#### Extracted records
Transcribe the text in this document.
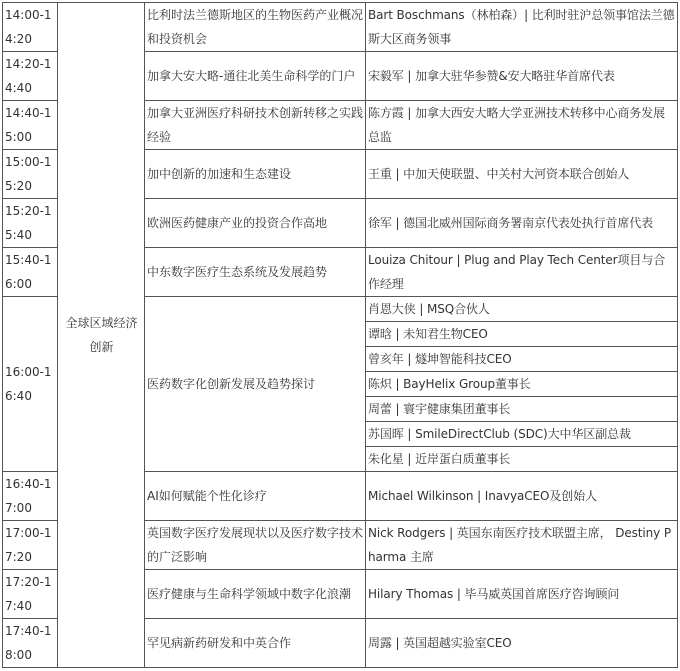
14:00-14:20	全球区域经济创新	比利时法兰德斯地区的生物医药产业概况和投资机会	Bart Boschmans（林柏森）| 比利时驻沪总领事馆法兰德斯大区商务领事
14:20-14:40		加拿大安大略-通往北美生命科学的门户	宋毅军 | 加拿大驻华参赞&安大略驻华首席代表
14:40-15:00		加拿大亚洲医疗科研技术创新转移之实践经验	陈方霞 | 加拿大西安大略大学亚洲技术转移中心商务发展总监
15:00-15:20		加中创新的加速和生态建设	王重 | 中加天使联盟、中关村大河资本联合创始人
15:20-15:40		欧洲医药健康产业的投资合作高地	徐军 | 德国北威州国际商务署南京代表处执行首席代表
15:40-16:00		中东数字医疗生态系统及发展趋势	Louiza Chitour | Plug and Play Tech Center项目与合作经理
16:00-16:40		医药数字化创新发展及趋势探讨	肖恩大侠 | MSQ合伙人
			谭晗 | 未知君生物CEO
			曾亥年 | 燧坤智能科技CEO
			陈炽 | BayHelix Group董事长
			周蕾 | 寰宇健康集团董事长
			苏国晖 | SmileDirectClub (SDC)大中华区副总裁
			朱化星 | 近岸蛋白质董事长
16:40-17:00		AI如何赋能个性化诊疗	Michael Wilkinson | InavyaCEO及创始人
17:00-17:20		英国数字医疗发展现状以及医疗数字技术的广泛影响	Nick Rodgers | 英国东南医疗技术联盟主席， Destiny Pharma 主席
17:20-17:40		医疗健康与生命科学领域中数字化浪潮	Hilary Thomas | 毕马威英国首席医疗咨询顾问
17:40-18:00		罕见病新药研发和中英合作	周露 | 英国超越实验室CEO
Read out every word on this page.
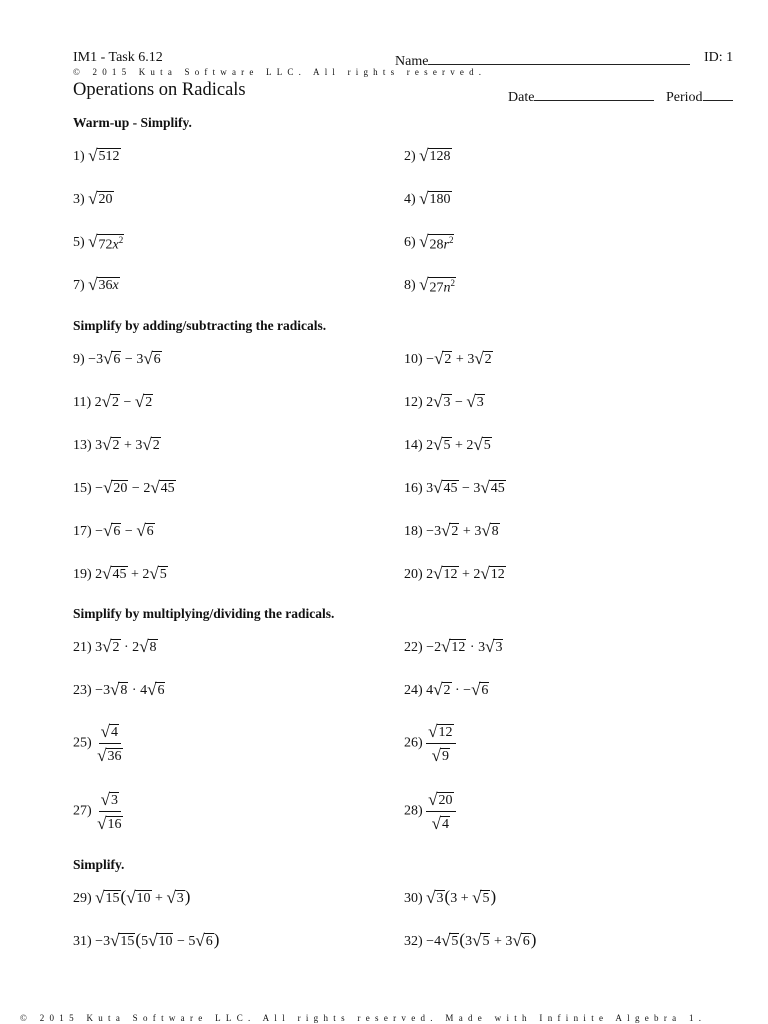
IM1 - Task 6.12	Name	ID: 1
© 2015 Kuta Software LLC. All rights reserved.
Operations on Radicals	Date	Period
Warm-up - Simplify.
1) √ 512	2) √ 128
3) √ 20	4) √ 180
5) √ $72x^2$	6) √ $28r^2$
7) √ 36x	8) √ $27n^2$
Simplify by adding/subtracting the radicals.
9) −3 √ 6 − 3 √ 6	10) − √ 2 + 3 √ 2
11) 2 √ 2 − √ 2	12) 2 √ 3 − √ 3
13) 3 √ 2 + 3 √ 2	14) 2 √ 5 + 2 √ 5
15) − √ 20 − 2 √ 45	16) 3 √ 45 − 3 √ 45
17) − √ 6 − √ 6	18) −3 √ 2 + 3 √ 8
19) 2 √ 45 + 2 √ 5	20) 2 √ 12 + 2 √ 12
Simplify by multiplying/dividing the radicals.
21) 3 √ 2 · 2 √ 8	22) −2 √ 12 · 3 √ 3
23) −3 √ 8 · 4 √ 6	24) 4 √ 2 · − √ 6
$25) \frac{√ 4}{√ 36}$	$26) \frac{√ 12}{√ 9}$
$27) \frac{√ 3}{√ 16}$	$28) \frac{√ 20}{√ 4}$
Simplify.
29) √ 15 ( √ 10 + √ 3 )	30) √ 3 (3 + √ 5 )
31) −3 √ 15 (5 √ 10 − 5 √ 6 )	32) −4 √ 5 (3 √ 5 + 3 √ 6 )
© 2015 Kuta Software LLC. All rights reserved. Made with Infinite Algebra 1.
########
Scan the material above for the string "reserved" and return the lines that hold it.

© 2015 Kuta Software LLC. All rights reserved.
© 2015 Kuta Software LLC. All rights reserved. Made with Infinite Algebra 1.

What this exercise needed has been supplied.